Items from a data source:
■ ■ ■ ■ ■ ■ ■
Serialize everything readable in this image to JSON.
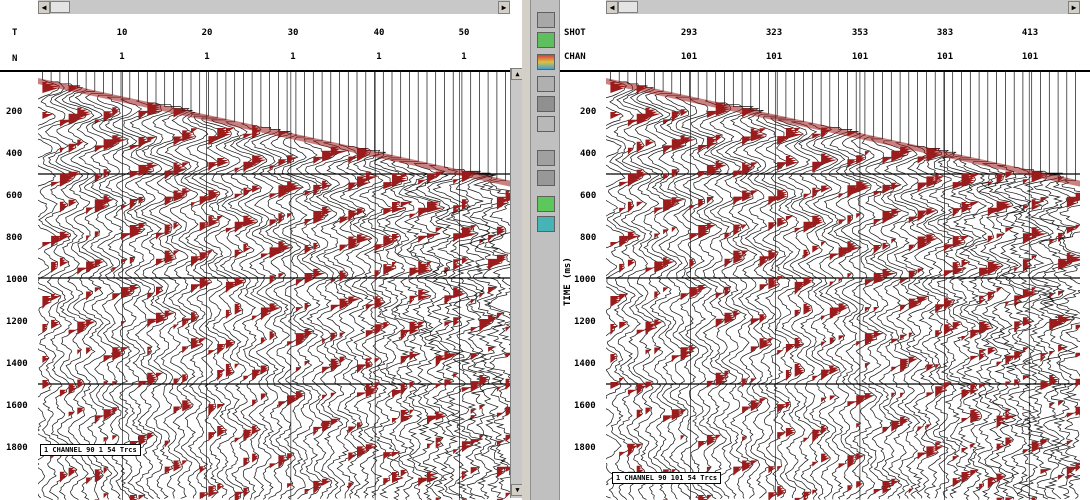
{
  "left_panel": {
    "header_labels": [
      "T",
      "N"
    ],
    "header_row1": [
      "10",
      "20",
      "30",
      "40",
      "50"
    ],
    "header_row2": [
      "1",
      "1",
      "1",
      "1",
      "1"
    ],
    "y_labels": [
      "200",
      "400",
      "600",
      "800",
      "1000",
      "1200",
      "1400",
      "1600",
      "1800"
    ],
    "status": "1 CHANNEL 90 1 54 Trcs"
  },
  "right_panel": {
    "header_labels": [
      "SHOT",
      "CHAN"
    ],
    "header_row1": [
      "293",
      "323",
      "353",
      "383",
      "413"
    ],
    "header_row2": [
      "101",
      "101",
      "101",
      "101",
      "101"
    ],
    "y_axis_title": "TIME (ms)",
    "y_labels": [
      "200",
      "400",
      "600",
      "800",
      "1000",
      "1200",
      "1400",
      "1600",
      "1800"
    ],
    "status": "1 CHANNEL 90 101 54 Trcs"
  },
  "toolbar": {
    "tools": [
      "select-tool-icon",
      "green-tool-icon",
      "color-palette-icon",
      "wiggle-display-icon",
      "density-display-icon",
      "spectrum-icon",
      "zoom-icon",
      "filter-icon",
      "green-run-icon",
      "cyan-apply-icon"
    ]
  },
  "colors": {
    "trace": "#111111",
    "fill": "#9b1c1c",
    "grid": "#000000",
    "background": "#ffffff"
  }
}
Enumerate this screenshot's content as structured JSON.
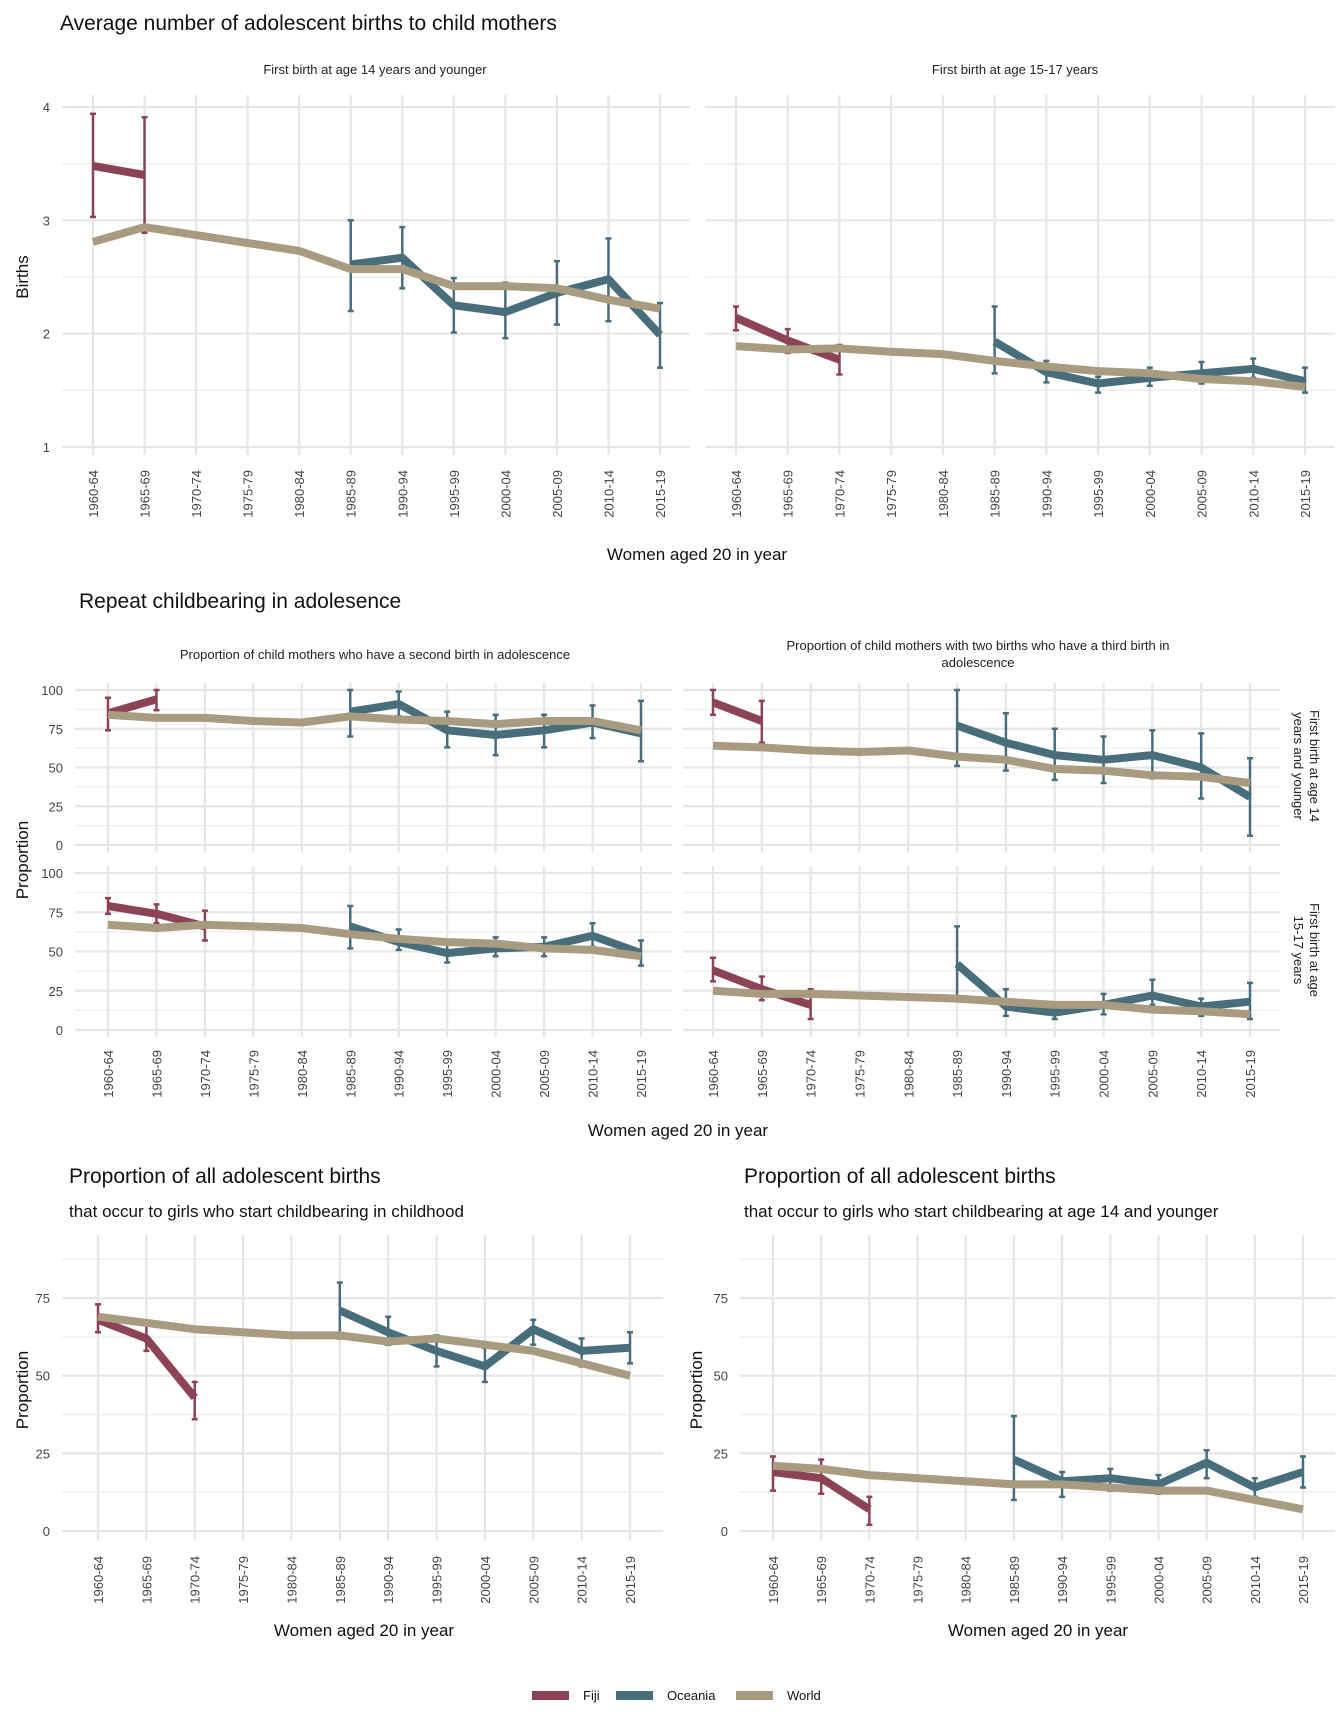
{
  "colors": {
    "Fiji": "#8b4355",
    "Oceania": "#486e7c",
    "World": "#a89b80"
  },
  "legend": [
    {
      "name": "Fiji",
      "color": "#8b4355"
    },
    {
      "name": "Oceania",
      "color": "#486e7c"
    },
    {
      "name": "World",
      "color": "#a89b80"
    }
  ],
  "categories": [
    "1960-64",
    "1965-69",
    "1970-74",
    "1975-79",
    "1980-84",
    "1985-89",
    "1990-94",
    "1995-99",
    "2000-04",
    "2005-09",
    "2010-14",
    "2015-19"
  ],
  "sections": {
    "births": {
      "title": "Average number of adolescent births to child mothers",
      "ylabel": "Births",
      "xlabel": "Women aged 20 in year"
    },
    "repeat": {
      "title": "Repeat childbearing in adolesence",
      "ylabel": "Proportion",
      "xlabel": "Women aged 20 in year",
      "col_strips": [
        "Proportion of child mothers who have a second birth in adolescence",
        "Proportion of child mothers with two births who have a third birth in",
        "adolescence"
      ],
      "row_strips": [
        "First birth at age 14",
        "years and younger",
        "First birth at age",
        "15-17 years"
      ]
    },
    "share_child": {
      "title": "Proportion of all adolescent births",
      "subtitle": "that occur to girls who start childbearing in childhood",
      "ylabel": "Proportion",
      "xlabel": "Women aged 20 in year"
    },
    "share_14": {
      "title": "Proportion of all adolescent births",
      "subtitle": "that occur to girls who start childbearing at age 14 and younger",
      "ylabel": "Proportion",
      "xlabel": "Women aged 20 in year"
    }
  },
  "chart_data": [
    {
      "id": "p1",
      "type": "line",
      "title": "First birth at age 14 years and younger",
      "xlabel": "Women aged 20 in year",
      "ylabel": "Births",
      "ylim": [
        1,
        4
      ],
      "yticks": [
        1,
        2,
        3,
        4
      ],
      "grid": true,
      "legend": "bottom",
      "series": [
        {
          "name": "Fiji",
          "values": [
            3.48,
            3.4,
            null,
            null,
            null,
            null,
            null,
            null,
            null,
            null,
            null,
            null
          ],
          "lower": [
            3.03,
            2.89,
            null,
            null,
            null,
            null,
            null,
            null,
            null,
            null,
            null,
            null
          ],
          "upper": [
            3.94,
            3.91,
            null,
            null,
            null,
            null,
            null,
            null,
            null,
            null,
            null,
            null
          ]
        },
        {
          "name": "Oceania",
          "values": [
            null,
            null,
            null,
            null,
            null,
            2.61,
            2.67,
            2.25,
            2.19,
            2.36,
            2.48,
            1.99
          ],
          "lower": [
            null,
            null,
            null,
            null,
            null,
            2.2,
            2.4,
            2.01,
            1.96,
            2.08,
            2.11,
            1.7
          ],
          "upper": [
            null,
            null,
            null,
            null,
            null,
            3.0,
            2.94,
            2.49,
            2.45,
            2.64,
            2.84,
            2.27
          ]
        },
        {
          "name": "World",
          "values": [
            2.81,
            2.94,
            2.87,
            2.8,
            2.73,
            2.57,
            2.57,
            2.42,
            2.42,
            2.4,
            2.3,
            2.22
          ]
        }
      ]
    },
    {
      "id": "p2",
      "type": "line",
      "title": "First birth at age 15-17 years",
      "xlabel": "Women aged 20 in year",
      "ylabel": "Births",
      "ylim": [
        1,
        4
      ],
      "yticks": [
        1,
        2,
        3,
        4
      ],
      "grid": true,
      "series": [
        {
          "name": "Fiji",
          "values": [
            2.14,
            1.94,
            1.77,
            null,
            null,
            null,
            null,
            null,
            null,
            null,
            null,
            null
          ],
          "lower": [
            2.03,
            1.83,
            1.64,
            null,
            null,
            null,
            null,
            null,
            null,
            null,
            null,
            null
          ],
          "upper": [
            2.24,
            2.04,
            1.9,
            null,
            null,
            null,
            null,
            null,
            null,
            null,
            null,
            null
          ]
        },
        {
          "name": "Oceania",
          "values": [
            null,
            null,
            null,
            null,
            null,
            1.93,
            1.66,
            1.56,
            1.61,
            1.65,
            1.69,
            1.58
          ],
          "lower": [
            null,
            null,
            null,
            null,
            null,
            1.65,
            1.57,
            1.48,
            1.54,
            1.56,
            1.61,
            1.48
          ],
          "upper": [
            null,
            null,
            null,
            null,
            null,
            2.24,
            1.76,
            1.62,
            1.7,
            1.75,
            1.78,
            1.7
          ]
        },
        {
          "name": "World",
          "values": [
            1.89,
            1.86,
            1.87,
            1.84,
            1.82,
            1.76,
            1.71,
            1.67,
            1.65,
            1.6,
            1.58,
            1.53
          ]
        }
      ]
    },
    {
      "id": "p3",
      "type": "line",
      "title": "Proportion of child mothers who have a second birth in adolescence",
      "row": "First birth at age 14 years and younger",
      "ylabel": "Proportion",
      "ylim": [
        0,
        100
      ],
      "yticks": [
        0,
        25,
        50,
        75,
        100
      ],
      "grid": true,
      "series": [
        {
          "name": "Fiji",
          "values": [
            85,
            94,
            null,
            null,
            null,
            null,
            null,
            null,
            null,
            null,
            null,
            null
          ],
          "lower": [
            74,
            87,
            null,
            null,
            null,
            null,
            null,
            null,
            null,
            null,
            null,
            null
          ],
          "upper": [
            95,
            100,
            null,
            null,
            null,
            null,
            null,
            null,
            null,
            null,
            null,
            null
          ]
        },
        {
          "name": "Oceania",
          "values": [
            null,
            null,
            null,
            null,
            null,
            86,
            91,
            74,
            71,
            74,
            79,
            72
          ],
          "lower": [
            null,
            null,
            null,
            null,
            null,
            70,
            83,
            63,
            58,
            63,
            69,
            54
          ],
          "upper": [
            null,
            null,
            null,
            null,
            null,
            100,
            99,
            86,
            84,
            84,
            90,
            93
          ]
        },
        {
          "name": "World",
          "values": [
            84,
            82,
            82,
            80,
            79,
            83,
            81,
            80,
            78,
            80,
            80,
            74
          ]
        }
      ]
    },
    {
      "id": "p4",
      "type": "line",
      "title": "Proportion of child mothers with two births who have a third birth in adolescence",
      "row": "First birth at age 14 years and younger",
      "ylabel": "Proportion",
      "ylim": [
        0,
        100
      ],
      "yticks": [
        0,
        25,
        50,
        75,
        100
      ],
      "grid": true,
      "series": [
        {
          "name": "Fiji",
          "values": [
            92,
            80,
            null,
            null,
            null,
            null,
            null,
            null,
            null,
            null,
            null,
            null
          ],
          "lower": [
            84,
            66,
            null,
            null,
            null,
            null,
            null,
            null,
            null,
            null,
            null,
            null
          ],
          "upper": [
            100,
            93,
            null,
            null,
            null,
            null,
            null,
            null,
            null,
            null,
            null,
            null
          ]
        },
        {
          "name": "Oceania",
          "values": [
            null,
            null,
            null,
            null,
            null,
            77,
            66,
            58,
            55,
            58,
            50,
            31
          ],
          "lower": [
            null,
            null,
            null,
            null,
            null,
            51,
            48,
            42,
            40,
            43,
            30,
            6
          ],
          "upper": [
            null,
            null,
            null,
            null,
            null,
            100,
            85,
            75,
            70,
            74,
            72,
            56
          ]
        },
        {
          "name": "World",
          "values": [
            64,
            63,
            61,
            60,
            61,
            57,
            55,
            49,
            48,
            45,
            44,
            40
          ]
        }
      ]
    },
    {
      "id": "p5",
      "type": "line",
      "title": "Proportion of child mothers who have a second birth in adolescence",
      "row": "First birth at age 15-17 years",
      "xlabel": "Women aged 20 in year",
      "ylabel": "Proportion",
      "ylim": [
        0,
        100
      ],
      "yticks": [
        0,
        25,
        50,
        75,
        100
      ],
      "grid": true,
      "series": [
        {
          "name": "Fiji",
          "values": [
            79,
            74,
            66,
            null,
            null,
            null,
            null,
            null,
            null,
            null,
            null,
            null
          ],
          "lower": [
            74,
            68,
            57,
            null,
            null,
            null,
            null,
            null,
            null,
            null,
            null,
            null
          ],
          "upper": [
            84,
            80,
            76,
            null,
            null,
            null,
            null,
            null,
            null,
            null,
            null,
            null
          ]
        },
        {
          "name": "Oceania",
          "values": [
            null,
            null,
            null,
            null,
            null,
            66,
            56,
            49,
            52,
            53,
            60,
            49
          ],
          "lower": [
            null,
            null,
            null,
            null,
            null,
            52,
            51,
            43,
            47,
            47,
            53,
            41
          ],
          "upper": [
            null,
            null,
            null,
            null,
            null,
            79,
            64,
            56,
            59,
            59,
            68,
            57
          ]
        },
        {
          "name": "World",
          "values": [
            67,
            65,
            67,
            66,
            65,
            61,
            58,
            56,
            55,
            52,
            51,
            47
          ]
        }
      ]
    },
    {
      "id": "p6",
      "type": "line",
      "title": "Proportion of child mothers with two births who have a third birth in adolescence",
      "row": "First birth at age 15-17 years",
      "xlabel": "Women aged 20 in year",
      "ylabel": "Proportion",
      "ylim": [
        0,
        100
      ],
      "yticks": [
        0,
        25,
        50,
        75,
        100
      ],
      "grid": true,
      "series": [
        {
          "name": "Fiji",
          "values": [
            38,
            26,
            16,
            null,
            null,
            null,
            null,
            null,
            null,
            null,
            null,
            null
          ],
          "lower": [
            31,
            19,
            7,
            null,
            null,
            null,
            null,
            null,
            null,
            null,
            null,
            null
          ],
          "upper": [
            46,
            34,
            26,
            null,
            null,
            null,
            null,
            null,
            null,
            null,
            null,
            null
          ]
        },
        {
          "name": "Oceania",
          "values": [
            null,
            null,
            null,
            null,
            null,
            42,
            15,
            11,
            16,
            22,
            15,
            18
          ],
          "lower": [
            null,
            null,
            null,
            null,
            null,
            19,
            9,
            7,
            10,
            16,
            9,
            7
          ],
          "upper": [
            null,
            null,
            null,
            null,
            null,
            66,
            26,
            17,
            23,
            32,
            20,
            30
          ]
        },
        {
          "name": "World",
          "values": [
            25,
            23,
            23,
            22,
            21,
            20,
            18,
            16,
            16,
            13,
            12,
            10
          ]
        }
      ]
    },
    {
      "id": "p7",
      "type": "line",
      "title": "Proportion of all adolescent births",
      "subtitle": "that occur to girls who start childbearing in childhood",
      "xlabel": "Women aged 20 in year",
      "ylabel": "Proportion",
      "ylim": [
        0,
        95
      ],
      "yticks": [
        0,
        25,
        50,
        75
      ],
      "grid": true,
      "series": [
        {
          "name": "Fiji",
          "values": [
            68,
            62,
            43,
            null,
            null,
            null,
            null,
            null,
            null,
            null,
            null,
            null
          ],
          "lower": [
            64,
            58,
            36,
            null,
            null,
            null,
            null,
            null,
            null,
            null,
            null,
            null
          ],
          "upper": [
            73,
            67,
            48,
            null,
            null,
            null,
            null,
            null,
            null,
            null,
            null,
            null
          ]
        },
        {
          "name": "Oceania",
          "values": [
            null,
            null,
            null,
            null,
            null,
            71,
            64,
            58,
            53,
            65,
            58,
            59
          ],
          "lower": [
            null,
            null,
            null,
            null,
            null,
            62,
            60,
            53,
            48,
            60,
            53,
            54
          ],
          "upper": [
            null,
            null,
            null,
            null,
            null,
            80,
            69,
            63,
            59,
            68,
            62,
            64
          ]
        },
        {
          "name": "World",
          "values": [
            69,
            67,
            65,
            64,
            63,
            63,
            61,
            62,
            60,
            58,
            54,
            50
          ]
        }
      ]
    },
    {
      "id": "p8",
      "type": "line",
      "title": "Proportion of all adolescent births",
      "subtitle": "that occur to girls who start childbearing at age 14 and younger",
      "xlabel": "Women aged 20 in year",
      "ylabel": "Proportion",
      "ylim": [
        0,
        95
      ],
      "yticks": [
        0,
        25,
        50,
        75
      ],
      "grid": true,
      "series": [
        {
          "name": "Fiji",
          "values": [
            19,
            17,
            7,
            null,
            null,
            null,
            null,
            null,
            null,
            null,
            null,
            null
          ],
          "lower": [
            13,
            12,
            2,
            null,
            null,
            null,
            null,
            null,
            null,
            null,
            null,
            null
          ],
          "upper": [
            24,
            23,
            11,
            null,
            null,
            null,
            null,
            null,
            null,
            null,
            null,
            null
          ]
        },
        {
          "name": "Oceania",
          "values": [
            null,
            null,
            null,
            null,
            null,
            23,
            16,
            17,
            15,
            22,
            14,
            19
          ],
          "lower": [
            null,
            null,
            null,
            null,
            null,
            10,
            11,
            13,
            12,
            17,
            11,
            14
          ],
          "upper": [
            null,
            null,
            null,
            null,
            null,
            37,
            19,
            20,
            18,
            26,
            17,
            24
          ]
        },
        {
          "name": "World",
          "values": [
            21,
            20,
            18,
            17,
            16,
            15,
            15,
            14,
            13,
            13,
            10,
            7
          ]
        }
      ]
    }
  ]
}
■ ■ ■ ■ ■ ■ ■
WRITTEN PROBLEM:
Find the lines above that include the string "display" and copy them.

EXERCISE RESULT:
      "wiggle-display-icon",
      "density-display-icon",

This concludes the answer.